Instructions for the task: Scan the data beneath this task and copy each line that includes "throughout".

Supplied records:

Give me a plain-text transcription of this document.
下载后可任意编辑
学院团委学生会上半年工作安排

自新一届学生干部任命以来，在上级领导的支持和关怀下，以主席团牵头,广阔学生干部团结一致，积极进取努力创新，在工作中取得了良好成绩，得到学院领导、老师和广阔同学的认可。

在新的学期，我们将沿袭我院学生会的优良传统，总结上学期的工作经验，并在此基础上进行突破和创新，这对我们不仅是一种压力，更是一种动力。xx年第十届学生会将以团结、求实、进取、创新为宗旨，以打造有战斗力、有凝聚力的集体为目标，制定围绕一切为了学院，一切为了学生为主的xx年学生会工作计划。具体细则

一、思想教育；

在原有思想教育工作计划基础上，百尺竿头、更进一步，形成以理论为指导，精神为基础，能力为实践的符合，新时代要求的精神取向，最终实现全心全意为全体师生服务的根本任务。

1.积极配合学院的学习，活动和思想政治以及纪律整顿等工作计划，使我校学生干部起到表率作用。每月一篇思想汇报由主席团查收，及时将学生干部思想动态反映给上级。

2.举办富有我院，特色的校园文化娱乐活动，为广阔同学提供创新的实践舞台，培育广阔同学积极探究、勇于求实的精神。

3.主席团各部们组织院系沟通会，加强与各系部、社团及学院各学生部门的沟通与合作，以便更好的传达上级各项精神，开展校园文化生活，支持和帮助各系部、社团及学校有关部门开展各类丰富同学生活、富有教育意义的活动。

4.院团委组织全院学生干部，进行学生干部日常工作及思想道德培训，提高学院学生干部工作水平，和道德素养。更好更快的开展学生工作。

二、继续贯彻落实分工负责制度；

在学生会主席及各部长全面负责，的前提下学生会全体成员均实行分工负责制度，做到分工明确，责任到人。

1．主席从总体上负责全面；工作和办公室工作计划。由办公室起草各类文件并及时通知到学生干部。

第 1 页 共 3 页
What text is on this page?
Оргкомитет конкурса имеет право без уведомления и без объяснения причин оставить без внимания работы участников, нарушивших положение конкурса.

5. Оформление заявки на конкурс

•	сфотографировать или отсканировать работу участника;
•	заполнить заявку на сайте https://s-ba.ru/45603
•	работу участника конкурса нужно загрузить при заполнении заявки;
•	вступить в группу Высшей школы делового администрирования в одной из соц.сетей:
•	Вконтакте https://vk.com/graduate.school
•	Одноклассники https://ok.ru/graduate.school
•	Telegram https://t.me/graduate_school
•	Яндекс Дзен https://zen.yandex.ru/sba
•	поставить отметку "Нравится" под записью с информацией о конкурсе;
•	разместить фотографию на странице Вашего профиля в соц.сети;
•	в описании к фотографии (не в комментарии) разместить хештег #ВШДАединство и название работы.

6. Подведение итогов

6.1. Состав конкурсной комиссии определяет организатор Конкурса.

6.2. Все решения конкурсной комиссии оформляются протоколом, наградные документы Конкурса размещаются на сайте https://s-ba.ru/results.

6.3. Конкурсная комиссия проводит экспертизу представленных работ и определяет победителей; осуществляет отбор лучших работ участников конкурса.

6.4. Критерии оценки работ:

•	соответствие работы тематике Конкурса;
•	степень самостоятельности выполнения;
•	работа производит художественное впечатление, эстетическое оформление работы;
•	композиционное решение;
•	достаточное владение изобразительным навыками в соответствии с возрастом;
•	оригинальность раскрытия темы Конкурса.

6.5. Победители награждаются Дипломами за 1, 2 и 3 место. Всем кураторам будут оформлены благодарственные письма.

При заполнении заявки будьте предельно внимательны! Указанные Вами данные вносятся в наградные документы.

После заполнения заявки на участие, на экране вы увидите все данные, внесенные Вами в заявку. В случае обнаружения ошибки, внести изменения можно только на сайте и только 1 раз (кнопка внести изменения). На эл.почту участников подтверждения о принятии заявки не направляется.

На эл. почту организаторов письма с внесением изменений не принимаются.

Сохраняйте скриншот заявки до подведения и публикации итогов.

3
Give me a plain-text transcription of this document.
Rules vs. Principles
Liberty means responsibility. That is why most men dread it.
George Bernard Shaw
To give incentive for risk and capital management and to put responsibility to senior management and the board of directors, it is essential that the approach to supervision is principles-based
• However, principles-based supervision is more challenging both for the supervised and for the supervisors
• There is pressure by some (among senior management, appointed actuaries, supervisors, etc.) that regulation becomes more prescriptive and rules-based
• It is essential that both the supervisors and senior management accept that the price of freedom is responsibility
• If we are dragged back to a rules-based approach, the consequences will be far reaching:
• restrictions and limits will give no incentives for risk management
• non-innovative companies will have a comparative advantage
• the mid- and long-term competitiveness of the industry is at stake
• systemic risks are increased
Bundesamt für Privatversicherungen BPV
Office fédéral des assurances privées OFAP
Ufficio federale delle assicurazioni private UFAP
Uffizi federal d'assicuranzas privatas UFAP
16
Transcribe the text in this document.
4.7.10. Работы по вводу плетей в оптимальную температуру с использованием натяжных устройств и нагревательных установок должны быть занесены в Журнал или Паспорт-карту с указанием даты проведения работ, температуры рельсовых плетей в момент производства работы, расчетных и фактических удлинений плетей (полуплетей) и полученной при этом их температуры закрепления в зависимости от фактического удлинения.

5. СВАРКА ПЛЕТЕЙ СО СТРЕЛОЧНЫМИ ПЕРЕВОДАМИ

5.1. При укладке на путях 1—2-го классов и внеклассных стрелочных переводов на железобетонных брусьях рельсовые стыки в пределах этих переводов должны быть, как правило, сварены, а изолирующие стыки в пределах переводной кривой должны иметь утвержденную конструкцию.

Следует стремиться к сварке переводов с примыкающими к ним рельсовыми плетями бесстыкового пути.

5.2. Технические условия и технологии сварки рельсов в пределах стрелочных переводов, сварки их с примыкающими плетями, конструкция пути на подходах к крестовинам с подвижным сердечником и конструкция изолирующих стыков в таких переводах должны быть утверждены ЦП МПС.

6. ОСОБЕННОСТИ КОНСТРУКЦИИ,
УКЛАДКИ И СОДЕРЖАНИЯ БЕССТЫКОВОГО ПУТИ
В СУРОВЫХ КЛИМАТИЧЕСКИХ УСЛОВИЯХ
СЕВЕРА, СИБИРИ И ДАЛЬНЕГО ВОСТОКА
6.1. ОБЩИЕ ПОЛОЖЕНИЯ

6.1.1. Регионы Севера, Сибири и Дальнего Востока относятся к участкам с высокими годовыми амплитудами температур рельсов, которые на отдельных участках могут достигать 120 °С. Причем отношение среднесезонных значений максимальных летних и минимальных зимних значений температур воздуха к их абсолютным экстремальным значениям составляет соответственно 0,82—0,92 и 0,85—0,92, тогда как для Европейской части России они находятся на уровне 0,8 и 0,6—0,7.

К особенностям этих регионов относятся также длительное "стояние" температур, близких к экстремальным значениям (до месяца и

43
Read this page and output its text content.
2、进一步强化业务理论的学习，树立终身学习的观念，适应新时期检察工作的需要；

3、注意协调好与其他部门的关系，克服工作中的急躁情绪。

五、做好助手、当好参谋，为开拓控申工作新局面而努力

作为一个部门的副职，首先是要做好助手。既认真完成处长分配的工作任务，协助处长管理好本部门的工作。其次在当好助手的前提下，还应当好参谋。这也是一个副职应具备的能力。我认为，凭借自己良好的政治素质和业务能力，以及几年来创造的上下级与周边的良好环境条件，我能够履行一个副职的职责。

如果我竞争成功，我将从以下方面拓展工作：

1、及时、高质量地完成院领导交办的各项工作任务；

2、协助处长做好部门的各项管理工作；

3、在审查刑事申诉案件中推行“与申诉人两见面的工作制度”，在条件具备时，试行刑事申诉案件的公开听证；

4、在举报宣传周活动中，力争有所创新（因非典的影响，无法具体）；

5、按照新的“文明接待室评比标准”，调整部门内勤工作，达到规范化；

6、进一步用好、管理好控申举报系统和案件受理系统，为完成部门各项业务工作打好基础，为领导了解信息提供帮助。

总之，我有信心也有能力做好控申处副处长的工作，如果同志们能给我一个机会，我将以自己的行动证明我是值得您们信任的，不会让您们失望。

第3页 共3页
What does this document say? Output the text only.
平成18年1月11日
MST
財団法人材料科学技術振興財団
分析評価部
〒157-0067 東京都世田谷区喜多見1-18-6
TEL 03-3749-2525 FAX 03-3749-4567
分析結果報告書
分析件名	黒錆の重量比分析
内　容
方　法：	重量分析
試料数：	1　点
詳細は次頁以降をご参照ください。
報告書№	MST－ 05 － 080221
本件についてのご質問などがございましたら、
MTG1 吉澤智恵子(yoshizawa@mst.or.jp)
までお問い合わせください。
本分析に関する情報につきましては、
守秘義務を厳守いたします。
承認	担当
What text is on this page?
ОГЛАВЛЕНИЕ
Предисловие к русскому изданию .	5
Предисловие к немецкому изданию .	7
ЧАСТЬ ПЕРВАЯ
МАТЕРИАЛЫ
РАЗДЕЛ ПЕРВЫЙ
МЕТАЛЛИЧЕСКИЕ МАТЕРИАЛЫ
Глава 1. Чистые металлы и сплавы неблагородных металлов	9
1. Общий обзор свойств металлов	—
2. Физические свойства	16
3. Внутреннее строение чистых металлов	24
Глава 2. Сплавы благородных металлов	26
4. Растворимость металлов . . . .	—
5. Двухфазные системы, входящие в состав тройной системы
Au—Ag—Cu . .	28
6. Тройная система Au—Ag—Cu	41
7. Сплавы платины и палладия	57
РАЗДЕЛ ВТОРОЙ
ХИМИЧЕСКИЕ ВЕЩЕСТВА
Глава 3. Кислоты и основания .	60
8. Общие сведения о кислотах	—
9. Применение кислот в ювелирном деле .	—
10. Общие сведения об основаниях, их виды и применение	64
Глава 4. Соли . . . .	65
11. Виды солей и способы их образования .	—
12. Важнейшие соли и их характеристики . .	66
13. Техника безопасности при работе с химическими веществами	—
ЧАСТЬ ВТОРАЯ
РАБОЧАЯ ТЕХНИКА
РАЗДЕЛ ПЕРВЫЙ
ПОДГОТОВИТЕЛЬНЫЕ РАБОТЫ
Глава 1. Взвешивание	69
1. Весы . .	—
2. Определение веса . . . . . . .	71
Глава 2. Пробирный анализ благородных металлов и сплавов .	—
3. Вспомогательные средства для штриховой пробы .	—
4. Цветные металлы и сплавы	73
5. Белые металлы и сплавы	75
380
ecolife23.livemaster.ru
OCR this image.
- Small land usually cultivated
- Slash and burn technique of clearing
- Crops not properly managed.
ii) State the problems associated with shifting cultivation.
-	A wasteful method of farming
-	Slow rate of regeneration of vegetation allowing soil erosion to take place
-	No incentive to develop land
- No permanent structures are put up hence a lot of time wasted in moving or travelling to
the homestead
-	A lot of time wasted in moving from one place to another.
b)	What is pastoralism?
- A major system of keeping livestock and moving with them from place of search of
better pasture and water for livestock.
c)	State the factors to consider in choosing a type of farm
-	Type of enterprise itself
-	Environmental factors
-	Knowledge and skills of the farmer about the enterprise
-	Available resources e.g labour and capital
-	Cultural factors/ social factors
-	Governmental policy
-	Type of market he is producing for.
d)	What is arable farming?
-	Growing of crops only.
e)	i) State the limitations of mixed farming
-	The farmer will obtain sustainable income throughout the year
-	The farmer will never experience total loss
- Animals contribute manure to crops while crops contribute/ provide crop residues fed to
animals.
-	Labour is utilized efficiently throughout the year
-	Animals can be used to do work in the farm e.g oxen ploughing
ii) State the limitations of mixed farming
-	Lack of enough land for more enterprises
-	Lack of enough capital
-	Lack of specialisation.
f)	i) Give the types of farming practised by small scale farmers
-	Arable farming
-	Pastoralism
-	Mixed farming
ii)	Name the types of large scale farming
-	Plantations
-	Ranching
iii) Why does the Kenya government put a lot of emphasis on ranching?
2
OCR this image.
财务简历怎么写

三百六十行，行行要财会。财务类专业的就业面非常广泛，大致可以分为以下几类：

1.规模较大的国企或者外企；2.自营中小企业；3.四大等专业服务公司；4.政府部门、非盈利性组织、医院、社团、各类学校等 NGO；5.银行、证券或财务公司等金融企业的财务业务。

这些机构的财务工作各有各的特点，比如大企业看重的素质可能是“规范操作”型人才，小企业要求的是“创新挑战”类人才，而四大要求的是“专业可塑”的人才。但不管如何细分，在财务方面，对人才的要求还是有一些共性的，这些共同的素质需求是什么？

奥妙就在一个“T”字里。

Response for this exercise:
-	The farmer will obtain sustainable income throughout the year
-	Labour is utilized efficiently throughout the year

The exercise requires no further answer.